═══ Provided data
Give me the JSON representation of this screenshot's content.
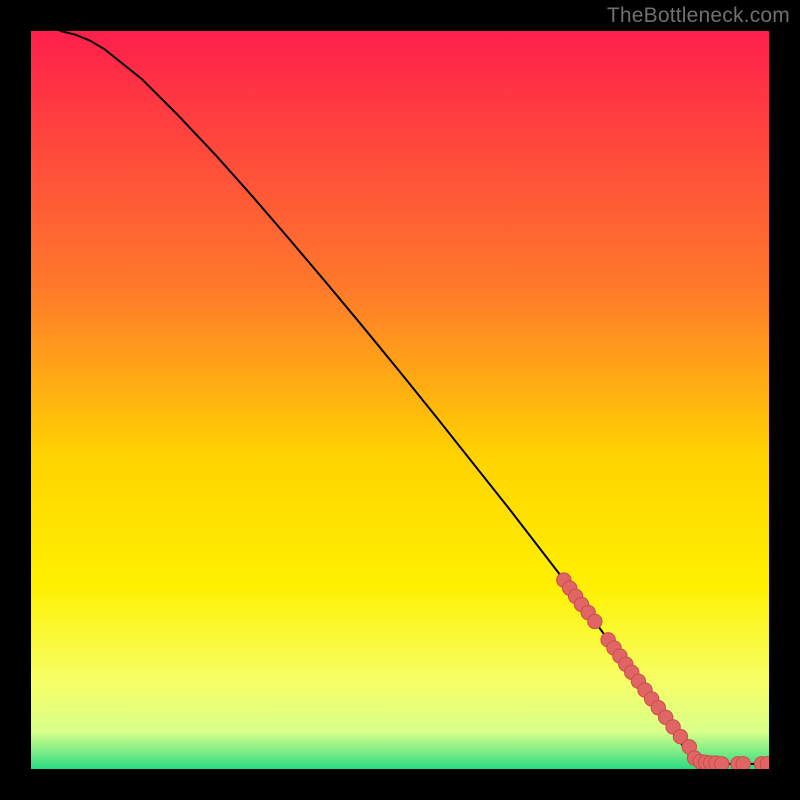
{
  "watermark": "TheBottleneck.com",
  "colors": {
    "black": "#000000",
    "line": "#000000",
    "marker_fill": "#e06666",
    "marker_stroke": "#cc4b4b",
    "gradient_top": "#ff1f4b",
    "gradient_mid1": "#ff7a2a",
    "gradient_mid2": "#ffd400",
    "gradient_mid3": "#fff000",
    "gradient_mid4": "#f7ff66",
    "gradient_mid5": "#d8ff8a",
    "gradient_bottom": "#2bdc82"
  },
  "chart_data": {
    "type": "line",
    "title": "",
    "xlabel": "",
    "ylabel": "",
    "xlim": [
      0,
      100
    ],
    "ylim": [
      0,
      100
    ],
    "grid": false,
    "legend": false,
    "series": [
      {
        "name": "curve",
        "x": [
          4,
          6,
          8,
          10,
          15,
          20,
          25,
          30,
          35,
          40,
          45,
          50,
          55,
          60,
          65,
          70,
          72,
          74,
          76,
          78,
          79,
          80,
          81,
          82,
          83,
          84,
          85,
          86,
          87,
          88,
          89,
          90,
          91,
          92,
          93,
          94,
          95,
          96,
          97,
          98,
          99,
          100
        ],
        "y": [
          100,
          99.5,
          98.7,
          97.5,
          93.5,
          88.5,
          83.2,
          77.6,
          71.8,
          65.9,
          59.9,
          53.8,
          47.6,
          41.3,
          35.0,
          28.5,
          25.9,
          23.2,
          20.5,
          17.8,
          16.4,
          15.0,
          13.6,
          12.2,
          10.8,
          9.4,
          7.9,
          6.5,
          5.0,
          3.6,
          2.1,
          1.2,
          0.9,
          0.8,
          0.8,
          0.7,
          0.7,
          0.7,
          0.7,
          0.7,
          0.7,
          0.7
        ]
      }
    ],
    "markers": {
      "x": [
        72.2,
        73.0,
        73.8,
        74.6,
        75.5,
        76.4,
        78.2,
        79.0,
        79.8,
        80.6,
        81.4,
        82.3,
        83.2,
        84.1,
        85.0,
        86.0,
        87.0,
        88.0,
        89.2,
        89.9,
        90.7,
        91.4,
        92.1,
        92.8,
        93.6,
        95.8,
        96.5,
        99.0,
        99.8
      ],
      "y": [
        25.6,
        24.5,
        23.4,
        22.3,
        21.2,
        20.0,
        17.5,
        16.4,
        15.3,
        14.2,
        13.1,
        11.9,
        10.7,
        9.5,
        8.3,
        7.0,
        5.7,
        4.4,
        3.0,
        1.5,
        1.0,
        0.9,
        0.8,
        0.8,
        0.7,
        0.7,
        0.7,
        0.7,
        0.7
      ]
    }
  }
}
══════
• Directions: Quote the data exactly, leaving every image out of the copy.

• Answer in full:
Give me the JSON representation of this screenshot's content.
{
  "watermark": "TheBottleneck.com",
  "colors": {
    "black": "#000000",
    "line": "#000000",
    "marker_fill": "#e06666",
    "marker_stroke": "#cc4b4b",
    "gradient_top": "#ff1f4b",
    "gradient_mid1": "#ff7a2a",
    "gradient_mid2": "#ffd400",
    "gradient_mid3": "#fff000",
    "gradient_mid4": "#f7ff66",
    "gradient_mid5": "#d8ff8a",
    "gradient_bottom": "#2bdc82"
  },
  "chart_data": {
    "type": "line",
    "title": "",
    "xlabel": "",
    "ylabel": "",
    "xlim": [
      0,
      100
    ],
    "ylim": [
      0,
      100
    ],
    "grid": false,
    "legend": false,
    "series": [
      {
        "name": "curve",
        "x": [
          4,
          6,
          8,
          10,
          15,
          20,
          25,
          30,
          35,
          40,
          45,
          50,
          55,
          60,
          65,
          70,
          72,
          74,
          76,
          78,
          79,
          80,
          81,
          82,
          83,
          84,
          85,
          86,
          87,
          88,
          89,
          90,
          91,
          92,
          93,
          94,
          95,
          96,
          97,
          98,
          99,
          100
        ],
        "y": [
          100,
          99.5,
          98.7,
          97.5,
          93.5,
          88.5,
          83.2,
          77.6,
          71.8,
          65.9,
          59.9,
          53.8,
          47.6,
          41.3,
          35.0,
          28.5,
          25.9,
          23.2,
          20.5,
          17.8,
          16.4,
          15.0,
          13.6,
          12.2,
          10.8,
          9.4,
          7.9,
          6.5,
          5.0,
          3.6,
          2.1,
          1.2,
          0.9,
          0.8,
          0.8,
          0.7,
          0.7,
          0.7,
          0.7,
          0.7,
          0.7,
          0.7
        ]
      }
    ],
    "markers": {
      "x": [
        72.2,
        73.0,
        73.8,
        74.6,
        75.5,
        76.4,
        78.2,
        79.0,
        79.8,
        80.6,
        81.4,
        82.3,
        83.2,
        84.1,
        85.0,
        86.0,
        87.0,
        88.0,
        89.2,
        89.9,
        90.7,
        91.4,
        92.1,
        92.8,
        93.6,
        95.8,
        96.5,
        99.0,
        99.8
      ],
      "y": [
        25.6,
        24.5,
        23.4,
        22.3,
        21.2,
        20.0,
        17.5,
        16.4,
        15.3,
        14.2,
        13.1,
        11.9,
        10.7,
        9.5,
        8.3,
        7.0,
        5.7,
        4.4,
        3.0,
        1.5,
        1.0,
        0.9,
        0.8,
        0.8,
        0.7,
        0.7,
        0.7,
        0.7,
        0.7
      ]
    }
  }
}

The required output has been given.